start Record extracts

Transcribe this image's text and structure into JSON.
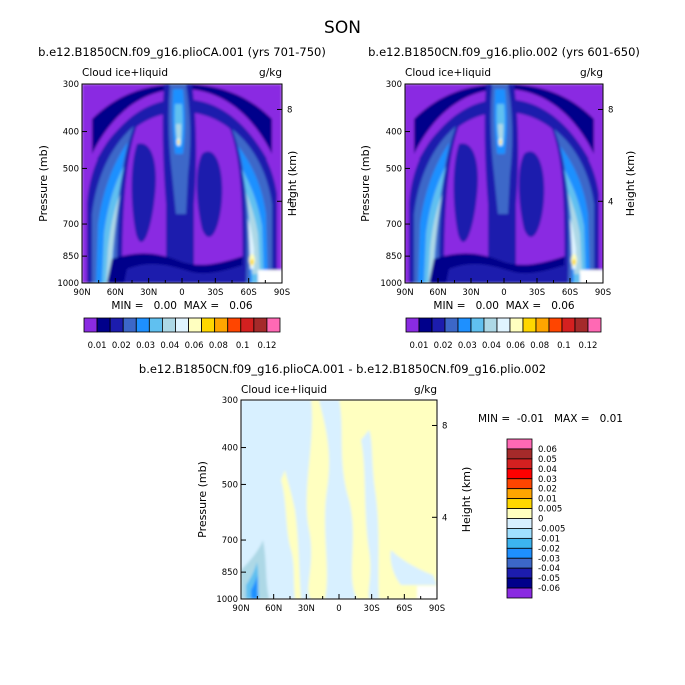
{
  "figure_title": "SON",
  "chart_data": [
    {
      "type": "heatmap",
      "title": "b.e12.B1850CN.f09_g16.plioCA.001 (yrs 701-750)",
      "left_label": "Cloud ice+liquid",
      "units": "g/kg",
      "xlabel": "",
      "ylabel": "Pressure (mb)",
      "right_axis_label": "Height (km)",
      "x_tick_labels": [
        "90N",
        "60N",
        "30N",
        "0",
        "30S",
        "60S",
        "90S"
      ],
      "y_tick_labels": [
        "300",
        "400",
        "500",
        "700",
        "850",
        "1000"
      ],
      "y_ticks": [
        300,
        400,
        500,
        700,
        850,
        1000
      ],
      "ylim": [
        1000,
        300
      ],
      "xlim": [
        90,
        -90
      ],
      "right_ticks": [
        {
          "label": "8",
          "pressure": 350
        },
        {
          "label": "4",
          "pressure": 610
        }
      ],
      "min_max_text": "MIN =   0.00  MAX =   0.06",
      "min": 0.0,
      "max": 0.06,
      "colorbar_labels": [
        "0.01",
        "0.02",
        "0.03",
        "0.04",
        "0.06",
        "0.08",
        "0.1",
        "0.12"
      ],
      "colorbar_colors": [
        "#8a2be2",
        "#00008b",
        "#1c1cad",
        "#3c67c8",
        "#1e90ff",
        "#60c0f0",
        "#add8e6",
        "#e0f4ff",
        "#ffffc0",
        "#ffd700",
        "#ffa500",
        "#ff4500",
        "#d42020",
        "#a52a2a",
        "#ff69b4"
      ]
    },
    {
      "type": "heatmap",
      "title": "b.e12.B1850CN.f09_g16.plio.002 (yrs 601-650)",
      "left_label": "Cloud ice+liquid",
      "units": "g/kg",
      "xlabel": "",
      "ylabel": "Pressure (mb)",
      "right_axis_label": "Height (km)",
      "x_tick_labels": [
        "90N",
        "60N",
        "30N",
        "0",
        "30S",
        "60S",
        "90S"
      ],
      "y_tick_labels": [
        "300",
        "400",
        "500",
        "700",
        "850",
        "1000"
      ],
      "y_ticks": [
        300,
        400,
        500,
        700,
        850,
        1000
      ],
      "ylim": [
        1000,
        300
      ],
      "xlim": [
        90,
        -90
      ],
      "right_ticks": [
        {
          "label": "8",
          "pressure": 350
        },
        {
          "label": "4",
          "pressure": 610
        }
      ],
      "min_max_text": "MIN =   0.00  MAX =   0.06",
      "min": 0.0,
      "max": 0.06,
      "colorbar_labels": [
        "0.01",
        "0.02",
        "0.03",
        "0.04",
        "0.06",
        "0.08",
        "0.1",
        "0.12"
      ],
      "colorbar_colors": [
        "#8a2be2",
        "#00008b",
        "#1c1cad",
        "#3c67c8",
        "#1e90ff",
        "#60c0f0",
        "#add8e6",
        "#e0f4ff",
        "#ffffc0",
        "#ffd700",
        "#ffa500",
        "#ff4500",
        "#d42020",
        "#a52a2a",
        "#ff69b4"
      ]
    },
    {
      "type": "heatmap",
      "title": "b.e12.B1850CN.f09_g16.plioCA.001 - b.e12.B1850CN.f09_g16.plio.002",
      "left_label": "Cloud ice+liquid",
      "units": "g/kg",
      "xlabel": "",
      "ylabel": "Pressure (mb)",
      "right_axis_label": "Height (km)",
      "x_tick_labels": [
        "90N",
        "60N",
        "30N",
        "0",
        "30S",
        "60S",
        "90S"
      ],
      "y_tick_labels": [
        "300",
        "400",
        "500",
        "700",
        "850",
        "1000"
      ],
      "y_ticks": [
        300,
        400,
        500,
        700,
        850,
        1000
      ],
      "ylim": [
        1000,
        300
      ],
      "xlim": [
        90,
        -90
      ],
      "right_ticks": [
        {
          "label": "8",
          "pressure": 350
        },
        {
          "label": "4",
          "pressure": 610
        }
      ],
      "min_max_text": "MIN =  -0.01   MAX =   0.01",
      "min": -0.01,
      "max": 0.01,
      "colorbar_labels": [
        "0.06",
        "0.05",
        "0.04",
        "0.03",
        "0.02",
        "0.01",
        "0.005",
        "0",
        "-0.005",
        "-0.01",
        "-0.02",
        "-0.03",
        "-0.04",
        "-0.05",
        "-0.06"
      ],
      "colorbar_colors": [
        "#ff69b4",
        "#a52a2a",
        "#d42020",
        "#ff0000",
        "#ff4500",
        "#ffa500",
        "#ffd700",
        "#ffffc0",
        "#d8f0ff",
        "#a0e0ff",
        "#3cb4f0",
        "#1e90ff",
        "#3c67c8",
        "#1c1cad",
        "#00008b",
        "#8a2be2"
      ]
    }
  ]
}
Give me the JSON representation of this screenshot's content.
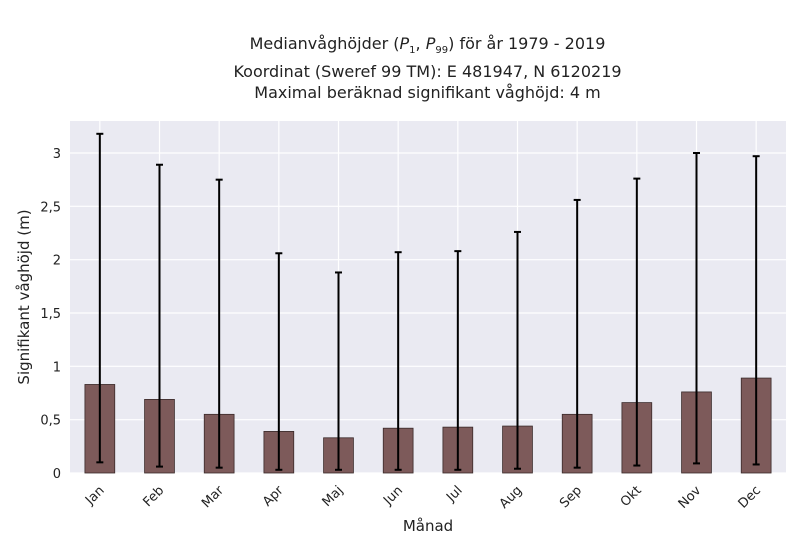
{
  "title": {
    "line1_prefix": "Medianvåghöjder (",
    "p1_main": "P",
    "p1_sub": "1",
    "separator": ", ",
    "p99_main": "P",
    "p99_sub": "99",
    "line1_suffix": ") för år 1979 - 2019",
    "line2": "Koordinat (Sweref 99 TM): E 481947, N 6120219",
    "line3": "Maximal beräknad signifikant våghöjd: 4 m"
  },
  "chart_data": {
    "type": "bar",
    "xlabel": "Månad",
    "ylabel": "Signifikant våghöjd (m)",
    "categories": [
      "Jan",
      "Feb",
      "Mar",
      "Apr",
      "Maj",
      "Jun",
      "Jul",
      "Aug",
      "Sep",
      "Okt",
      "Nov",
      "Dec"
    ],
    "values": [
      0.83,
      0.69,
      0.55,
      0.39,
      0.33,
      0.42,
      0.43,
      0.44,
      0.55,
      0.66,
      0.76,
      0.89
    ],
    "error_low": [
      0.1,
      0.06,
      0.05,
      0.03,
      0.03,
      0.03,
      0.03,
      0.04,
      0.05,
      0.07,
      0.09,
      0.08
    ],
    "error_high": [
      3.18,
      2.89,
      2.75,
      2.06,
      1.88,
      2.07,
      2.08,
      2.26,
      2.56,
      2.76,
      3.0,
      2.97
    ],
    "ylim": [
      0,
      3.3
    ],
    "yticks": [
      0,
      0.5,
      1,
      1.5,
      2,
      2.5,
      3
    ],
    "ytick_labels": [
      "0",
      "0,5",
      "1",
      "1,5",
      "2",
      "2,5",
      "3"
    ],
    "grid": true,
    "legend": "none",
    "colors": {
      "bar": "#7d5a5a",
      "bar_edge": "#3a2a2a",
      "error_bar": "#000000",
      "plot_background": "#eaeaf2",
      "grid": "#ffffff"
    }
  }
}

end Record extracts

» Exercise description
Return the material exactly as given, apart from the pictures.

» Result of the task
Transcribe this image's text and structure into JSON.
{
  "figure_title": "SON",
  "chart_data": [
    {
      "type": "heatmap",
      "title": "b.e12.B1850CN.f09_g16.plioCA.001 (yrs 701-750)",
      "left_label": "Cloud ice+liquid",
      "units": "g/kg",
      "xlabel": "",
      "ylabel": "Pressure (mb)",
      "right_axis_label": "Height (km)",
      "x_tick_labels": [
        "90N",
        "60N",
        "30N",
        "0",
        "30S",
        "60S",
        "90S"
      ],
      "y_tick_labels": [
        "300",
        "400",
        "500",
        "700",
        "850",
        "1000"
      ],
      "y_ticks": [
        300,
        400,
        500,
        700,
        850,
        1000
      ],
      "ylim": [
        1000,
        300
      ],
      "xlim": [
        90,
        -90
      ],
      "right_ticks": [
        {
          "label": "8",
          "pressure": 350
        },
        {
          "label": "4",
          "pressure": 610
        }
      ],
      "min_max_text": "MIN =   0.00  MAX =   0.06",
      "min": 0.0,
      "max": 0.06,
      "colorbar_labels": [
        "0.01",
        "0.02",
        "0.03",
        "0.04",
        "0.06",
        "0.08",
        "0.1",
        "0.12"
      ],
      "colorbar_colors": [
        "#8a2be2",
        "#00008b",
        "#1c1cad",
        "#3c67c8",
        "#1e90ff",
        "#60c0f0",
        "#add8e6",
        "#e0f4ff",
        "#ffffc0",
        "#ffd700",
        "#ffa500",
        "#ff4500",
        "#d42020",
        "#a52a2a",
        "#ff69b4"
      ]
    },
    {
      "type": "heatmap",
      "title": "b.e12.B1850CN.f09_g16.plio.002 (yrs 601-650)",
      "left_label": "Cloud ice+liquid",
      "units": "g/kg",
      "xlabel": "",
      "ylabel": "Pressure (mb)",
      "right_axis_label": "Height (km)",
      "x_tick_labels": [
        "90N",
        "60N",
        "30N",
        "0",
        "30S",
        "60S",
        "90S"
      ],
      "y_tick_labels": [
        "300",
        "400",
        "500",
        "700",
        "850",
        "1000"
      ],
      "y_ticks": [
        300,
        400,
        500,
        700,
        850,
        1000
      ],
      "ylim": [
        1000,
        300
      ],
      "xlim": [
        90,
        -90
      ],
      "right_ticks": [
        {
          "label": "8",
          "pressure": 350
        },
        {
          "label": "4",
          "pressure": 610
        }
      ],
      "min_max_text": "MIN =   0.00  MAX =   0.06",
      "min": 0.0,
      "max": 0.06,
      "colorbar_labels": [
        "0.01",
        "0.02",
        "0.03",
        "0.04",
        "0.06",
        "0.08",
        "0.1",
        "0.12"
      ],
      "colorbar_colors": [
        "#8a2be2",
        "#00008b",
        "#1c1cad",
        "#3c67c8",
        "#1e90ff",
        "#60c0f0",
        "#add8e6",
        "#e0f4ff",
        "#ffffc0",
        "#ffd700",
        "#ffa500",
        "#ff4500",
        "#d42020",
        "#a52a2a",
        "#ff69b4"
      ]
    },
    {
      "type": "heatmap",
      "title": "b.e12.B1850CN.f09_g16.plioCA.001 - b.e12.B1850CN.f09_g16.plio.002",
      "left_label": "Cloud ice+liquid",
      "units": "g/kg",
      "xlabel": "",
      "ylabel": "Pressure (mb)",
      "right_axis_label": "Height (km)",
      "x_tick_labels": [
        "90N",
        "60N",
        "30N",
        "0",
        "30S",
        "60S",
        "90S"
      ],
      "y_tick_labels": [
        "300",
        "400",
        "500",
        "700",
        "850",
        "1000"
      ],
      "y_ticks": [
        300,
        400,
        500,
        700,
        850,
        1000
      ],
      "ylim": [
        1000,
        300
      ],
      "xlim": [
        90,
        -90
      ],
      "right_ticks": [
        {
          "label": "8",
          "pressure": 350
        },
        {
          "label": "4",
          "pressure": 610
        }
      ],
      "min_max_text": "MIN =  -0.01   MAX =   0.01",
      "min": -0.01,
      "max": 0.01,
      "colorbar_labels": [
        "0.06",
        "0.05",
        "0.04",
        "0.03",
        "0.02",
        "0.01",
        "0.005",
        "0",
        "-0.005",
        "-0.01",
        "-0.02",
        "-0.03",
        "-0.04",
        "-0.05",
        "-0.06"
      ],
      "colorbar_colors": [
        "#ff69b4",
        "#a52a2a",
        "#d42020",
        "#ff0000",
        "#ff4500",
        "#ffa500",
        "#ffd700",
        "#ffffc0",
        "#d8f0ff",
        "#a0e0ff",
        "#3cb4f0",
        "#1e90ff",
        "#3c67c8",
        "#1c1cad",
        "#00008b",
        "#8a2be2"
      ]
    }
  ]
}
Give me the JSON representation of this screenshot's content.
{
  "title": {
    "line1_prefix": "Medianvåghöjder (",
    "p1_main": "P",
    "p1_sub": "1",
    "separator": ", ",
    "p99_main": "P",
    "p99_sub": "99",
    "line1_suffix": ") för år 1979 - 2019",
    "line2": "Koordinat (Sweref 99 TM): E 481947, N 6120219",
    "line3": "Maximal beräknad signifikant våghöjd: 4 m"
  },
  "chart_data": {
    "type": "bar",
    "xlabel": "Månad",
    "ylabel": "Signifikant våghöjd (m)",
    "categories": [
      "Jan",
      "Feb",
      "Mar",
      "Apr",
      "Maj",
      "Jun",
      "Jul",
      "Aug",
      "Sep",
      "Okt",
      "Nov",
      "Dec"
    ],
    "values": [
      0.83,
      0.69,
      0.55,
      0.39,
      0.33,
      0.42,
      0.43,
      0.44,
      0.55,
      0.66,
      0.76,
      0.89
    ],
    "error_low": [
      0.1,
      0.06,
      0.05,
      0.03,
      0.03,
      0.03,
      0.03,
      0.04,
      0.05,
      0.07,
      0.09,
      0.08
    ],
    "error_high": [
      3.18,
      2.89,
      2.75,
      2.06,
      1.88,
      2.07,
      2.08,
      2.26,
      2.56,
      2.76,
      3.0,
      2.97
    ],
    "ylim": [
      0,
      3.3
    ],
    "yticks": [
      0,
      0.5,
      1,
      1.5,
      2,
      2.5,
      3
    ],
    "ytick_labels": [
      "0",
      "0,5",
      "1",
      "1,5",
      "2",
      "2,5",
      "3"
    ],
    "grid": true,
    "legend": "none",
    "colors": {
      "bar": "#7d5a5a",
      "bar_edge": "#3a2a2a",
      "error_bar": "#000000",
      "plot_background": "#eaeaf2",
      "grid": "#ffffff"
    }
  }
}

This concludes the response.